• **THE TASK**:
Gather each line containing the string "badge" from these entries.

"""

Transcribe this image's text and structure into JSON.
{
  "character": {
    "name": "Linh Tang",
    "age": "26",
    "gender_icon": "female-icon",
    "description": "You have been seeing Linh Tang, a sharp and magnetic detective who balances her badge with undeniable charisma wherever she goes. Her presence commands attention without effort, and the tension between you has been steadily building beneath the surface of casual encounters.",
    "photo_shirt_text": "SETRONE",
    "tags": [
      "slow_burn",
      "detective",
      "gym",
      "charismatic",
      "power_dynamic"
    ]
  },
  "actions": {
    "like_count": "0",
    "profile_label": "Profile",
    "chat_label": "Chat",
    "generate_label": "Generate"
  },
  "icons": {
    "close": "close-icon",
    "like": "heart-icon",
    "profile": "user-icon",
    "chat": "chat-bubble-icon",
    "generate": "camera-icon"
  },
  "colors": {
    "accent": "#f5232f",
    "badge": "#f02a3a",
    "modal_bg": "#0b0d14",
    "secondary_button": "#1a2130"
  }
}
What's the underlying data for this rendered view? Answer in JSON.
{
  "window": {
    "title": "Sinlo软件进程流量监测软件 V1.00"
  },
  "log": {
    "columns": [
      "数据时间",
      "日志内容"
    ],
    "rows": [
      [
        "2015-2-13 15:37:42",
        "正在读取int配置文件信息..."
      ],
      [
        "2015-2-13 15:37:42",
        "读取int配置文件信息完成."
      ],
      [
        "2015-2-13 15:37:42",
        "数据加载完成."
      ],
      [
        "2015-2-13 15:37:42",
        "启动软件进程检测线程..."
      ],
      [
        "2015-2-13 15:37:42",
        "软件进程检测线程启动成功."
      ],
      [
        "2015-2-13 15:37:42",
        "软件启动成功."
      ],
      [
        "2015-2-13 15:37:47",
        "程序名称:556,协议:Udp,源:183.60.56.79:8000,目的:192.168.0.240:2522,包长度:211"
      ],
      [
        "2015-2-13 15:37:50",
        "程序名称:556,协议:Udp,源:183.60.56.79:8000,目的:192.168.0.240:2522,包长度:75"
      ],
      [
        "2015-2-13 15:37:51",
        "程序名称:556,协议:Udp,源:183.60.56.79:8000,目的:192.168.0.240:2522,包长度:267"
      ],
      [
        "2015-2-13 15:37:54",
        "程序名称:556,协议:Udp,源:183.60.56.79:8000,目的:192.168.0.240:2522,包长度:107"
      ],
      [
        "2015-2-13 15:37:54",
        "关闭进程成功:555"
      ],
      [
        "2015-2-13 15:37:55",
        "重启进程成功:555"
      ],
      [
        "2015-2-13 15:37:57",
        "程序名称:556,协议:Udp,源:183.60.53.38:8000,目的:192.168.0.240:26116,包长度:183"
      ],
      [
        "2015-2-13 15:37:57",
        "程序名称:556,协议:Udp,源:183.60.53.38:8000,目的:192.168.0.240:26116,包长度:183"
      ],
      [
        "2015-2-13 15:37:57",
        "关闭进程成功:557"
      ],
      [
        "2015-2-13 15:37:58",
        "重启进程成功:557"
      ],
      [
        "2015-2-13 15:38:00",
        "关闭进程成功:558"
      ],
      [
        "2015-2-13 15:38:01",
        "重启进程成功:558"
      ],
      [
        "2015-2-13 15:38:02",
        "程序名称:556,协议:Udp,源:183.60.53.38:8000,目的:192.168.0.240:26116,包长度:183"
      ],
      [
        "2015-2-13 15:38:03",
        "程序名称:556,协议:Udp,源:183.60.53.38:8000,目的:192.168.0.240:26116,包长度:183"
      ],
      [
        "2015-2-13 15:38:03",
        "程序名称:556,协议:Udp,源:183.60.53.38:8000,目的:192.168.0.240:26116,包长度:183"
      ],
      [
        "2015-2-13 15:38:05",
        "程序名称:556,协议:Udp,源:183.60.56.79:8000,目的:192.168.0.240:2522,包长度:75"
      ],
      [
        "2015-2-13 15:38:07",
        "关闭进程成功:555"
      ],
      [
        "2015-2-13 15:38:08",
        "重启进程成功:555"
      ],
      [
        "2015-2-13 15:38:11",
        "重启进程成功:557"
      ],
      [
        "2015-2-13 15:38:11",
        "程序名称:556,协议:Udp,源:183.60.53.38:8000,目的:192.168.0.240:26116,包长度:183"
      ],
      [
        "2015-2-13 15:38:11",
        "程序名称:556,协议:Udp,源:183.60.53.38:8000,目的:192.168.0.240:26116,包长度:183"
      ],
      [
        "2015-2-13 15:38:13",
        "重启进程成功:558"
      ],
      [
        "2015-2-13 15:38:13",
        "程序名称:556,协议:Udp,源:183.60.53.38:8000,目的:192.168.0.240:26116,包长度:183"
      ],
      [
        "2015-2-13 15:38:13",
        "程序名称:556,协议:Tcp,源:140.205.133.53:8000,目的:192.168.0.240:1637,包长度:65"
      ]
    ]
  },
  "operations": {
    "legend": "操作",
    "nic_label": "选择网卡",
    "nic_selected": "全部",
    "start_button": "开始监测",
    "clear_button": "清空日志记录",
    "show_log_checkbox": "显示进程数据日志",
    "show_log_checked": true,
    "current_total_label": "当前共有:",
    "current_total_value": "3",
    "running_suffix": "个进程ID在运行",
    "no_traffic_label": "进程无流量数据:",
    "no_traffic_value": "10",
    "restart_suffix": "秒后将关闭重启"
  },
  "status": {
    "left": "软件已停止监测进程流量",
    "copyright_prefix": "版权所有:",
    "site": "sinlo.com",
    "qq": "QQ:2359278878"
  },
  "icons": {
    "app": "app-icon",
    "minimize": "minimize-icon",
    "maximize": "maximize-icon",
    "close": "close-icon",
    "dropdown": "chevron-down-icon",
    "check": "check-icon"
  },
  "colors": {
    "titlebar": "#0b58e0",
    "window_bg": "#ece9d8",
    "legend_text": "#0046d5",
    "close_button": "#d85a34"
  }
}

"""

• **WORKED SOLUTION**:
    "description": "You have been seeing Linh Tang, a sharp and magnetic detective who balances her badge with undeniable charisma wherever she goes. Her presence commands attention without effort, and the tension between you has been steadily building beneath the surface of casual encounters.",
    "badge": "#f02a3a",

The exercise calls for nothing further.